**TASK DETAILS:**
Transcribe the material below exactly as it appears.

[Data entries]
start

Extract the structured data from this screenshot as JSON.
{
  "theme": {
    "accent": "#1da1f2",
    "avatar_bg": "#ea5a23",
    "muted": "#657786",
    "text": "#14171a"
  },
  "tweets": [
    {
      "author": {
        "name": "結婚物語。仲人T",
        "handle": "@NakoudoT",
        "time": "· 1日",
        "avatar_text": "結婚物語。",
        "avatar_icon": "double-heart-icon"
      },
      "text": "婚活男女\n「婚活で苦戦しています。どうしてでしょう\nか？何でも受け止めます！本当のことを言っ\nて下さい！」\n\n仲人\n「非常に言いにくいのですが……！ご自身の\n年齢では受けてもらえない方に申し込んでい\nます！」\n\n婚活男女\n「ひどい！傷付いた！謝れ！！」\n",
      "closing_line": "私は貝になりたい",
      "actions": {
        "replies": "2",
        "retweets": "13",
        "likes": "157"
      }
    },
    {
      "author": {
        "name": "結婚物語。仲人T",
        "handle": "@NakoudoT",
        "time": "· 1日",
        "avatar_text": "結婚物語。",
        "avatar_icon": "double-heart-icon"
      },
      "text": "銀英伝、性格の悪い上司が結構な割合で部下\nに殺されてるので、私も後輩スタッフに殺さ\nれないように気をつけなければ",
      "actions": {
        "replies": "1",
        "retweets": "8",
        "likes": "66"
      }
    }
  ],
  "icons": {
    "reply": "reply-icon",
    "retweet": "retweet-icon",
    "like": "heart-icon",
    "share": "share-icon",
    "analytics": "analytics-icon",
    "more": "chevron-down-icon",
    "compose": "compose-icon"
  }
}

end

**TASK ANSWER:**
Extract the structured data from this screenshot as JSON.
{
  "theme": {
    "accent": "#1da1f2",
    "avatar_bg": "#ea5a23",
    "muted": "#657786",
    "text": "#14171a"
  },
  "tweets": [
    {
      "author": {
        "name": "結婚物語。仲人T",
        "handle": "@NakoudoT",
        "time": "· 1日",
        "avatar_text": "結婚物語。",
        "avatar_icon": "double-heart-icon"
      },
      "text": "婚活男女\n「婚活で苦戦しています。どうしてでしょう\nか？何でも受け止めます！本当のことを言っ\nて下さい！」\n\n仲人\n「非常に言いにくいのですが……！ご自身の\n年齢では受けてもらえない方に申し込んでい\nます！」\n\n婚活男女\n「ひどい！傷付いた！謝れ！！」\n",
      "closing_line": "私は貝になりたい",
      "actions": {
        "replies": "2",
        "retweets": "13",
        "likes": "157"
      }
    },
    {
      "author": {
        "name": "結婚物語。仲人T",
        "handle": "@NakoudoT",
        "time": "· 1日",
        "avatar_text": "結婚物語。",
        "avatar_icon": "double-heart-icon"
      },
      "text": "銀英伝、性格の悪い上司が結構な割合で部下\nに殺されてるので、私も後輩スタッフに殺さ\nれないように気をつけなければ",
      "actions": {
        "replies": "1",
        "retweets": "8",
        "likes": "66"
      }
    }
  ],
  "icons": {
    "reply": "reply-icon",
    "retweet": "retweet-icon",
    "like": "heart-icon",
    "share": "share-icon",
    "analytics": "analytics-icon",
    "more": "chevron-down-icon",
    "compose": "compose-icon"
  }
}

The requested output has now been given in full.